** START OF Source material **
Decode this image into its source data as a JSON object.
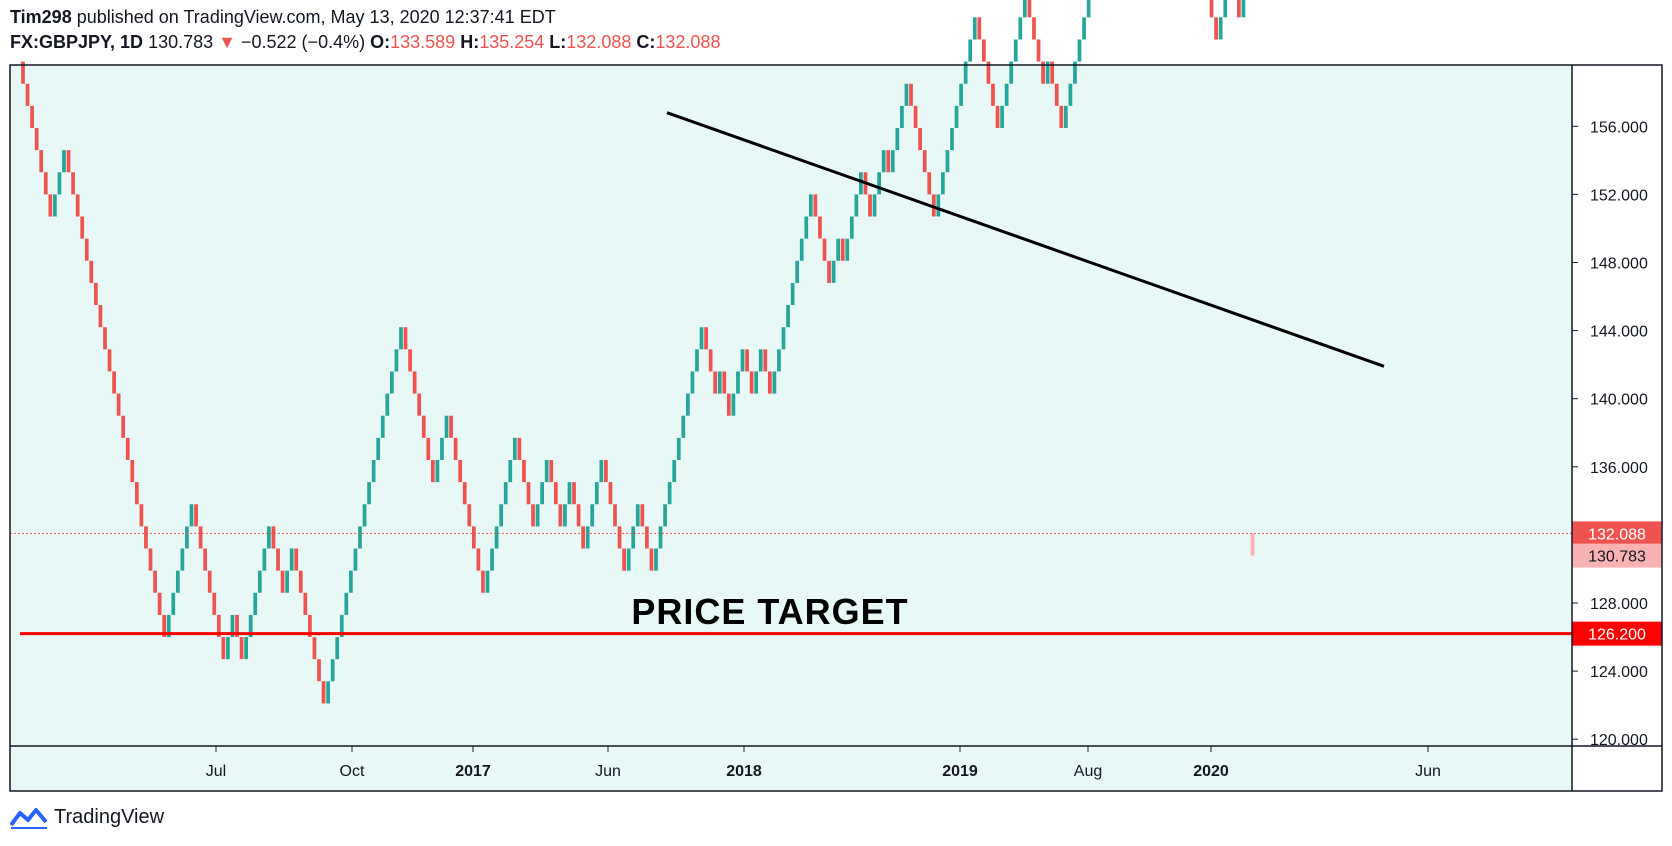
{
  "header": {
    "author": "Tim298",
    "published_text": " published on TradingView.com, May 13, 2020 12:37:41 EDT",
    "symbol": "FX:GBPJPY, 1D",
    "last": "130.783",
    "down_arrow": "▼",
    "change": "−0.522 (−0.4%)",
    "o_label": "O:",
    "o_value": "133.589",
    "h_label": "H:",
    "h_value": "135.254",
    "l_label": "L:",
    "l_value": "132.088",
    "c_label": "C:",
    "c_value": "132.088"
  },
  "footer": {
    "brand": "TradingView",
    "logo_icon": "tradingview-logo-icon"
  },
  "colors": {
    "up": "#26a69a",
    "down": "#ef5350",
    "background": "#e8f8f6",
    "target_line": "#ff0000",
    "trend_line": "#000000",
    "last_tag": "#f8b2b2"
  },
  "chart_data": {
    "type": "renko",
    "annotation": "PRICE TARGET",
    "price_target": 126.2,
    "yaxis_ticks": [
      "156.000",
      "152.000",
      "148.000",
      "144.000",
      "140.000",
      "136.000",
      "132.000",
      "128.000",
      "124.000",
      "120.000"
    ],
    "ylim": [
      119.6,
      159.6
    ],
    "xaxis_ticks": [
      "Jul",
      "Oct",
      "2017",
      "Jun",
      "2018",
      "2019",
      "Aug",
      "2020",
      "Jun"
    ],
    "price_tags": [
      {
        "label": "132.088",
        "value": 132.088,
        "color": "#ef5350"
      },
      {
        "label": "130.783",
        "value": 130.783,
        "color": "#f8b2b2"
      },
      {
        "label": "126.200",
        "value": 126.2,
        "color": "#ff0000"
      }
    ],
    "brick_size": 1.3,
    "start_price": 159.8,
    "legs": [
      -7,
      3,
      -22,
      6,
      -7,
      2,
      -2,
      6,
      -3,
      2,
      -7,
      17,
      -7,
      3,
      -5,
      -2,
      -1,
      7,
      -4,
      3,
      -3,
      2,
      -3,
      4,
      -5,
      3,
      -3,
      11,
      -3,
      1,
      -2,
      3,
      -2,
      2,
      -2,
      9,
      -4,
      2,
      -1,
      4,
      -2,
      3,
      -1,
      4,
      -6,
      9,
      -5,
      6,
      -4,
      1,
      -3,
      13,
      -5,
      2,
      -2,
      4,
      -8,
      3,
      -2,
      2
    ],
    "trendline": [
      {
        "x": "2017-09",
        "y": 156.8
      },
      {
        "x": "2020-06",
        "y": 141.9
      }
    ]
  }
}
** END OF Source material **
__Exercise__: Pictures are excluded; output everything else in the data verbatim.

__Reply__:
Decode this image into its source data as a JSON object.
{
  "header": {
    "author": "Tim298",
    "published_text": " published on TradingView.com, May 13, 2020 12:37:41 EDT",
    "symbol": "FX:GBPJPY, 1D",
    "last": "130.783",
    "down_arrow": "▼",
    "change": "−0.522 (−0.4%)",
    "o_label": "O:",
    "o_value": "133.589",
    "h_label": "H:",
    "h_value": "135.254",
    "l_label": "L:",
    "l_value": "132.088",
    "c_label": "C:",
    "c_value": "132.088"
  },
  "footer": {
    "brand": "TradingView",
    "logo_icon": "tradingview-logo-icon"
  },
  "colors": {
    "up": "#26a69a",
    "down": "#ef5350",
    "background": "#e8f8f6",
    "target_line": "#ff0000",
    "trend_line": "#000000",
    "last_tag": "#f8b2b2"
  },
  "chart_data": {
    "type": "renko",
    "annotation": "PRICE TARGET",
    "price_target": 126.2,
    "yaxis_ticks": [
      "156.000",
      "152.000",
      "148.000",
      "144.000",
      "140.000",
      "136.000",
      "132.000",
      "128.000",
      "124.000",
      "120.000"
    ],
    "ylim": [
      119.6,
      159.6
    ],
    "xaxis_ticks": [
      "Jul",
      "Oct",
      "2017",
      "Jun",
      "2018",
      "2019",
      "Aug",
      "2020",
      "Jun"
    ],
    "price_tags": [
      {
        "label": "132.088",
        "value": 132.088,
        "color": "#ef5350"
      },
      {
        "label": "130.783",
        "value": 130.783,
        "color": "#f8b2b2"
      },
      {
        "label": "126.200",
        "value": 126.2,
        "color": "#ff0000"
      }
    ],
    "brick_size": 1.3,
    "start_price": 159.8,
    "legs": [
      -7,
      3,
      -22,
      6,
      -7,
      2,
      -2,
      6,
      -3,
      2,
      -7,
      17,
      -7,
      3,
      -5,
      -2,
      -1,
      7,
      -4,
      3,
      -3,
      2,
      -3,
      4,
      -5,
      3,
      -3,
      11,
      -3,
      1,
      -2,
      3,
      -2,
      2,
      -2,
      9,
      -4,
      2,
      -1,
      4,
      -2,
      3,
      -1,
      4,
      -6,
      9,
      -5,
      6,
      -4,
      1,
      -3,
      13,
      -5,
      2,
      -2,
      4,
      -8,
      3,
      -2,
      2
    ],
    "trendline": [
      {
        "x": "2017-09",
        "y": 156.8
      },
      {
        "x": "2020-06",
        "y": 141.9
      }
    ]
  }
}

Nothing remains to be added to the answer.